#### [What this task involves]
Each line of the listing that contains the word "المصالح" is to be copied.

#### [Rows from a dataset]
** begin **
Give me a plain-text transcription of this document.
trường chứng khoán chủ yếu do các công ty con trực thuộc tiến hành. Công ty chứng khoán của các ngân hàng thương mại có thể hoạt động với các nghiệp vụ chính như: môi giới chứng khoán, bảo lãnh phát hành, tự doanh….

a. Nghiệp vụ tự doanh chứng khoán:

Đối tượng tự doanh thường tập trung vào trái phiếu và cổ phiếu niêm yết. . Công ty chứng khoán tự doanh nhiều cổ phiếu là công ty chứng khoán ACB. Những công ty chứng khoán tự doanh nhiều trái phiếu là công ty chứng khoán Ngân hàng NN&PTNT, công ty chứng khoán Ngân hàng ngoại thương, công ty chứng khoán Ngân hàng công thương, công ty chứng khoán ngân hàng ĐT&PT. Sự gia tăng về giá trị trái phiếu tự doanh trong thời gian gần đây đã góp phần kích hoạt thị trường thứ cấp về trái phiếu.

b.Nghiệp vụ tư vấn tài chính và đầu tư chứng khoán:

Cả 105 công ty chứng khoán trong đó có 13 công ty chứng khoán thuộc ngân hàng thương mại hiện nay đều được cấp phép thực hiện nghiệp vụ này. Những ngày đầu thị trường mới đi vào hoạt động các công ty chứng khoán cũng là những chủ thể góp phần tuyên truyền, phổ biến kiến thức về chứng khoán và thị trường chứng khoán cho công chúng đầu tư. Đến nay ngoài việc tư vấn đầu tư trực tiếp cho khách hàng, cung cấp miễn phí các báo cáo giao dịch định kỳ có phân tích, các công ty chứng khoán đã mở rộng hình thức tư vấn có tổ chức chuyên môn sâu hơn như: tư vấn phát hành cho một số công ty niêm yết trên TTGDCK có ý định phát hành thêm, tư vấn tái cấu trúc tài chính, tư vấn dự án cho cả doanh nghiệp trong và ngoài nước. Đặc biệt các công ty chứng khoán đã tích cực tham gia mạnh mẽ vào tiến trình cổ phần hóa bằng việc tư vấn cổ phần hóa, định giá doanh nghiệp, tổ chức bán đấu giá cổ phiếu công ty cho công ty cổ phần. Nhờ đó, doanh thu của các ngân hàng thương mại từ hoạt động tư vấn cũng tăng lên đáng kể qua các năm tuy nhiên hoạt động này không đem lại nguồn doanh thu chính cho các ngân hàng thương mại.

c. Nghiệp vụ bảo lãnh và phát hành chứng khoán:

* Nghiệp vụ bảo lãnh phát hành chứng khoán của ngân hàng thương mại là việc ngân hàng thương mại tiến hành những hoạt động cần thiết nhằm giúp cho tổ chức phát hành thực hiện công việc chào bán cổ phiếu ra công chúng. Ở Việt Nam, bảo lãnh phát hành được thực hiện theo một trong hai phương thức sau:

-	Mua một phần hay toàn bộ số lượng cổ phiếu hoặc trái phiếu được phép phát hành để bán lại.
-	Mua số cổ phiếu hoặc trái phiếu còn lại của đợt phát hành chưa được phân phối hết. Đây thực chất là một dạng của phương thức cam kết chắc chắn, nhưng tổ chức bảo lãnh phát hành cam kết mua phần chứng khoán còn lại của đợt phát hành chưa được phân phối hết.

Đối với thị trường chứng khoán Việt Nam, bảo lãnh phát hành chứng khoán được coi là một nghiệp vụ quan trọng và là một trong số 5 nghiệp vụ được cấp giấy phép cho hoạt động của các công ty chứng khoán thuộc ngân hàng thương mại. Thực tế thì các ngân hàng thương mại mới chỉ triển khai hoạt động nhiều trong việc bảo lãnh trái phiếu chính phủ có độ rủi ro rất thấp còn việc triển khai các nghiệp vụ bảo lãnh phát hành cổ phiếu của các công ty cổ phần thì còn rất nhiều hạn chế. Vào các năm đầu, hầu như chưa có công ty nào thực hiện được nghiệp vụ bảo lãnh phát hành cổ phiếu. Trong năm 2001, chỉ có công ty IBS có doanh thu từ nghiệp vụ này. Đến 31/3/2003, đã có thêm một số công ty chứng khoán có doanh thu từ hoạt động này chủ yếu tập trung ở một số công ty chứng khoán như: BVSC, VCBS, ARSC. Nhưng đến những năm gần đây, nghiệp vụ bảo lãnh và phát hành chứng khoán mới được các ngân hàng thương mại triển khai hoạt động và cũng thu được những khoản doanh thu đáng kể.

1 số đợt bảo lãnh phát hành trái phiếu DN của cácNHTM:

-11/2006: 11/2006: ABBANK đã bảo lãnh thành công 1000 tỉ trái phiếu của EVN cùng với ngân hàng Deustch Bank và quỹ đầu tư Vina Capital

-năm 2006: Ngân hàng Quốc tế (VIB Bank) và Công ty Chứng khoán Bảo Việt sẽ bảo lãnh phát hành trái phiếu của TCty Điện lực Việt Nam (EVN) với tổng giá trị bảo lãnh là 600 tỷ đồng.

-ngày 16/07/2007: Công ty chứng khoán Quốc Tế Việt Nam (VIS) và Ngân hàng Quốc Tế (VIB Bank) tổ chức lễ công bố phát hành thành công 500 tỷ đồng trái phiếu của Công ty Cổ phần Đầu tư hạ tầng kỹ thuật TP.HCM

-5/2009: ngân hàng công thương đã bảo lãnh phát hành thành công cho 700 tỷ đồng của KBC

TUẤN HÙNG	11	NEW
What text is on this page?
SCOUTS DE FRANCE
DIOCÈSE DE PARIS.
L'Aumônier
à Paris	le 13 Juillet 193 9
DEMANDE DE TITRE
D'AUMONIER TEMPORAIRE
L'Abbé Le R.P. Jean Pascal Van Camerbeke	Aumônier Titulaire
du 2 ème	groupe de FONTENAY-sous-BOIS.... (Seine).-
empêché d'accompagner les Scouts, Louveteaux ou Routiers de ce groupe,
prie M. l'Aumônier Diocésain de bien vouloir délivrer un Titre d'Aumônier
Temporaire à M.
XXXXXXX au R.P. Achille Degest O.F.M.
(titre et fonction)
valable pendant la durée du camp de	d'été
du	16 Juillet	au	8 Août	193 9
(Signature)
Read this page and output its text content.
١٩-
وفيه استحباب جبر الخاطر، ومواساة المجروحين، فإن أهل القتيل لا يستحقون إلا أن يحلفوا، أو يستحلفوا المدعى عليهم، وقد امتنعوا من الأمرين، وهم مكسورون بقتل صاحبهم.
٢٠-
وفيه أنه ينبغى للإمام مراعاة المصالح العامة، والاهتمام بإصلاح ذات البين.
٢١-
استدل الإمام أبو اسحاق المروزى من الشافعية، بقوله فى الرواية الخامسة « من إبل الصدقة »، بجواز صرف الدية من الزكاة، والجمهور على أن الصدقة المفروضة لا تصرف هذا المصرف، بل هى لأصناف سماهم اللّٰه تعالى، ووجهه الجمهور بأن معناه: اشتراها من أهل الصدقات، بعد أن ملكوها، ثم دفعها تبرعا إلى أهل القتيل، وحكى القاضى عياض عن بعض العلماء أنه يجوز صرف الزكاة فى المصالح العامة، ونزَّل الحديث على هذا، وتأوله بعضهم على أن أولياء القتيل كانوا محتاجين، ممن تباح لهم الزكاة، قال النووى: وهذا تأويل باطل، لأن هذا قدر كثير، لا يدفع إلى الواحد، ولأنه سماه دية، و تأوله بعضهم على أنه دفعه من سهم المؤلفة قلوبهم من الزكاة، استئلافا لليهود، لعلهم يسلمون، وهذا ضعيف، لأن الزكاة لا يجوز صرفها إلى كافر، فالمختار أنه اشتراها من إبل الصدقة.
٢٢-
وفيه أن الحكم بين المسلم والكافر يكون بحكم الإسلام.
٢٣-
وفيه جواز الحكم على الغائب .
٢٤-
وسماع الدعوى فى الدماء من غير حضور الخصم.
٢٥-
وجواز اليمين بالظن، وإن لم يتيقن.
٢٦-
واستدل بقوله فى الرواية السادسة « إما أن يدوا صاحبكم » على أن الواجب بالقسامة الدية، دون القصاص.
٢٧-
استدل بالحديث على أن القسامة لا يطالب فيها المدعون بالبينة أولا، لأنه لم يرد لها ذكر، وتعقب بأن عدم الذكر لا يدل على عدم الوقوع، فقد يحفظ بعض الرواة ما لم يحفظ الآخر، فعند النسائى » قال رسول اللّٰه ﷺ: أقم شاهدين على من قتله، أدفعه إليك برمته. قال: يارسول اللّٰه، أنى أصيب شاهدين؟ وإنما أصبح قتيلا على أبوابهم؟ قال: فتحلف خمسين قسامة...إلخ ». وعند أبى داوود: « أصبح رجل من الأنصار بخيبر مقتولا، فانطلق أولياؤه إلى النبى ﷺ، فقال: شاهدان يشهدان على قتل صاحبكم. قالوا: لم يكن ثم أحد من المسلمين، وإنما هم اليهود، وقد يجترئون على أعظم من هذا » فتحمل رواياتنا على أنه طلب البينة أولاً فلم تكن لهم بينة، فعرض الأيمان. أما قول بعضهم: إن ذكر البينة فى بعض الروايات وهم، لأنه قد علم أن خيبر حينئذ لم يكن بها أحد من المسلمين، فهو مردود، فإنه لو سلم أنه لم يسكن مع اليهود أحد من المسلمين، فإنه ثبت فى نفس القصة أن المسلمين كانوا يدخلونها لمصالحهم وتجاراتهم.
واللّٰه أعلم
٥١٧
** end **
#### [Result below]
وفيه أنه ينبغى للإمام مراعاة المصالح العامة، والاهتمام بإصلاح ذات البين.
استدل الإمام أبو اسحاق المروزى من الشافعية، بقوله فى الرواية الخامسة « من إبل الصدقة »، بجواز صرف الدية من الزكاة، والجمهور على أن الصدقة المفروضة لا تصرف هذا المصرف، بل هى لأصناف سماهم اللّٰه تعالى، ووجهه الجمهور بأن معناه: اشتراها من أهل الصدقات، بعد أن ملكوها، ثم دفعها تبرعا إلى أهل القتيل، وحكى القاضى عياض عن بعض العلماء أنه يجوز صرف الزكاة فى المصالح العامة، ونزَّل الحديث على هذا، وتأوله بعضهم على أن أولياء القتيل كانوا محتاجين، ممن تباح لهم الزكاة، قال النووى: وهذا تأويل باطل، لأن هذا قدر كثير، لا يدفع إلى الواحد، ولأنه سماه دية، و تأوله بعضهم على أنه دفعه من سهم المؤلفة قلوبهم من الزكاة، استئلافا لليهود، لعلهم يسلمون، وهذا ضعيف، لأن الزكاة لا يجوز صرفها إلى كافر، فالمختار أنه اشتراها من إبل الصدقة.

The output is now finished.